| Dataset entries |
::::
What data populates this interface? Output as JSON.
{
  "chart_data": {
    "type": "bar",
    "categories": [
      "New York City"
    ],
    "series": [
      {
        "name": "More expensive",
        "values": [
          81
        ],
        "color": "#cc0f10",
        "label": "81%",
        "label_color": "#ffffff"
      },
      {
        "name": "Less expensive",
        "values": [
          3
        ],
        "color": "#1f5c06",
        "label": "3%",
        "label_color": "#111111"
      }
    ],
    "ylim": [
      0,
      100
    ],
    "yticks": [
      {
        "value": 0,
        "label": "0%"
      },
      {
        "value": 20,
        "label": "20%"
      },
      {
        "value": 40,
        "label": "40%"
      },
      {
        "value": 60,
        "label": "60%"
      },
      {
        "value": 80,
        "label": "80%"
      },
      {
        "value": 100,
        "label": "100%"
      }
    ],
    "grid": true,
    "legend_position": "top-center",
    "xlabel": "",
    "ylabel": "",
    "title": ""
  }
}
::::
| Given problem |
Print the records once more, exactly as they were given.

| Solved exercise |
What data populates this interface? Output as JSON.
{
  "chart_data": {
    "type": "bar",
    "categories": [
      "New York City"
    ],
    "series": [
      {
        "name": "More expensive",
        "values": [
          81
        ],
        "color": "#cc0f10",
        "label": "81%",
        "label_color": "#ffffff"
      },
      {
        "name": "Less expensive",
        "values": [
          3
        ],
        "color": "#1f5c06",
        "label": "3%",
        "label_color": "#111111"
      }
    ],
    "ylim": [
      0,
      100
    ],
    "yticks": [
      {
        "value": 0,
        "label": "0%"
      },
      {
        "value": 20,
        "label": "20%"
      },
      {
        "value": 40,
        "label": "40%"
      },
      {
        "value": 60,
        "label": "60%"
      },
      {
        "value": 80,
        "label": "80%"
      },
      {
        "value": 100,
        "label": "100%"
      }
    ],
    "grid": true,
    "legend_position": "top-center",
    "xlabel": "",
    "ylabel": "",
    "title": ""
  }
}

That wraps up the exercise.